**INSTRUCTIONS FOR THE TASK:** Reproduce the listing below verbatim.

Excerpts from a figure dataset
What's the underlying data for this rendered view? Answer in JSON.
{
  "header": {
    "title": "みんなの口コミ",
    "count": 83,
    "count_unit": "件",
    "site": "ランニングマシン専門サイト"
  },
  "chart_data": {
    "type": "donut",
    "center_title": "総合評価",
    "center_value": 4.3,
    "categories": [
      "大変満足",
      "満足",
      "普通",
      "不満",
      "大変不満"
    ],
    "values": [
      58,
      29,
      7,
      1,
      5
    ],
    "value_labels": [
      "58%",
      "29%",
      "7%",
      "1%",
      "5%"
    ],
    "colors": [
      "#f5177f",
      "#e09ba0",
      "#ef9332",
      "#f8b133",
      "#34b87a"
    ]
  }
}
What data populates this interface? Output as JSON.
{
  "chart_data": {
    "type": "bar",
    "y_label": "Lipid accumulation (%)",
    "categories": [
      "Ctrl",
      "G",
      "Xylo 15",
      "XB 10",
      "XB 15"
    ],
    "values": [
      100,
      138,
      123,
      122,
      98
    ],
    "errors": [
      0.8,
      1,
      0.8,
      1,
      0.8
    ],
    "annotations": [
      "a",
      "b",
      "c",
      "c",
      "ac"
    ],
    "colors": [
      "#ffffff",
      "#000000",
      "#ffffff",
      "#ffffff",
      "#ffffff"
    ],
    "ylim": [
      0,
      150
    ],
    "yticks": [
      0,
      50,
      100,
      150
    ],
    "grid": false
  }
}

**WRITTEN RESPONSE:**
What's the underlying data for this rendered view? Answer in JSON.
{
  "header": {
    "title": "みんなの口コミ",
    "count": 83,
    "count_unit": "件",
    "site": "ランニングマシン専門サイト"
  },
  "chart_data": {
    "type": "donut",
    "center_title": "総合評価",
    "center_value": 4.3,
    "categories": [
      "大変満足",
      "満足",
      "普通",
      "不満",
      "大変不満"
    ],
    "values": [
      58,
      29,
      7,
      1,
      5
    ],
    "value_labels": [
      "58%",
      "29%",
      "7%",
      "1%",
      "5%"
    ],
    "colors": [
      "#f5177f",
      "#e09ba0",
      "#ef9332",
      "#f8b133",
      "#34b87a"
    ]
  }
}
What data populates this interface? Output as JSON.
{
  "chart_data": {
    "type": "bar",
    "y_label": "Lipid accumulation (%)",
    "categories": [
      "Ctrl",
      "G",
      "Xylo 15",
      "XB 10",
      "XB 15"
    ],
    "values": [
      100,
      138,
      123,
      122,
      98
    ],
    "errors": [
      0.8,
      1,
      0.8,
      1,
      0.8
    ],
    "annotations": [
      "a",
      "b",
      "c",
      "c",
      "ac"
    ],
    "colors": [
      "#ffffff",
      "#000000",
      "#ffffff",
      "#ffffff",
      "#ffffff"
    ],
    "ylim": [
      0,
      150
    ],
    "yticks": [
      0,
      50,
      100,
      150
    ],
    "grid": false
  }
}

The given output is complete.